** Begin Material supplied **

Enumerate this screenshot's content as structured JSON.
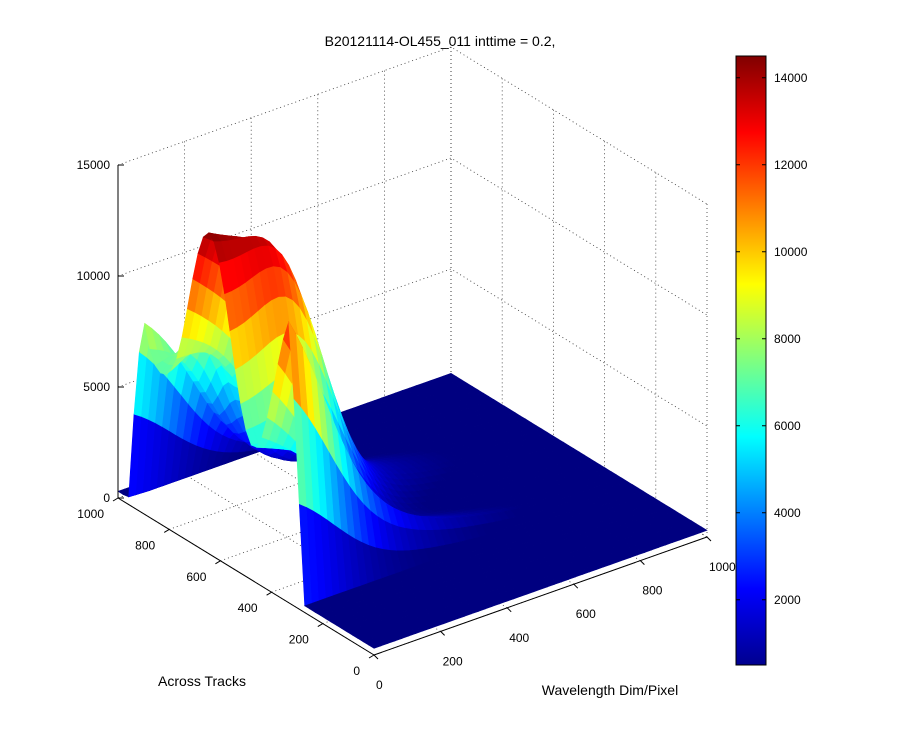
{
  "chart_data": {
    "type": "surface",
    "title": "B20121114-OL455_011 inttime = 0.2,",
    "xlabel": "Wavelength Dim/Pixel",
    "ylabel": "Across Tracks",
    "zlabel": "",
    "xlim": [
      0,
      1000
    ],
    "ylim": [
      0,
      1000
    ],
    "zlim": [
      0,
      15000
    ],
    "x_ticks": [
      "0",
      "200",
      "400",
      "600",
      "800",
      "1000"
    ],
    "y_ticks": [
      "0",
      "200",
      "400",
      "600",
      "800",
      "1000"
    ],
    "z_ticks": [
      "0",
      "5000",
      "10000",
      "15000"
    ],
    "grid": true,
    "colormap": "jet",
    "colorbar": {
      "position": "right",
      "range": [
        500,
        14500
      ],
      "ticks": [
        "2000",
        "4000",
        "6000",
        "8000",
        "10000",
        "12000",
        "14000"
      ]
    },
    "peak_value": 14500,
    "peak_location": {
      "wavelength_pixel": 0,
      "across_track": 650
    },
    "secondary_peak_value": 8000,
    "secondary_peak_location": {
      "wavelength_pixel": 200,
      "across_track": 600
    }
  }
}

** End Material supplied **

**Exercise goal**. Every record above should be transcribed exactly; the pictures stay out of the copy.

**Output for this exercise**.
Enumerate this screenshot's content as structured JSON.
{
  "chart_data": {
    "type": "surface",
    "title": "B20121114-OL455_011 inttime = 0.2,",
    "xlabel": "Wavelength Dim/Pixel",
    "ylabel": "Across Tracks",
    "zlabel": "",
    "xlim": [
      0,
      1000
    ],
    "ylim": [
      0,
      1000
    ],
    "zlim": [
      0,
      15000
    ],
    "x_ticks": [
      "0",
      "200",
      "400",
      "600",
      "800",
      "1000"
    ],
    "y_ticks": [
      "0",
      "200",
      "400",
      "600",
      "800",
      "1000"
    ],
    "z_ticks": [
      "0",
      "5000",
      "10000",
      "15000"
    ],
    "grid": true,
    "colormap": "jet",
    "colorbar": {
      "position": "right",
      "range": [
        500,
        14500
      ],
      "ticks": [
        "2000",
        "4000",
        "6000",
        "8000",
        "10000",
        "12000",
        "14000"
      ]
    },
    "peak_value": 14500,
    "peak_location": {
      "wavelength_pixel": 0,
      "across_track": 650
    },
    "secondary_peak_value": 8000,
    "secondary_peak_location": {
      "wavelength_pixel": 200,
      "across_track": 600
    }
  }
}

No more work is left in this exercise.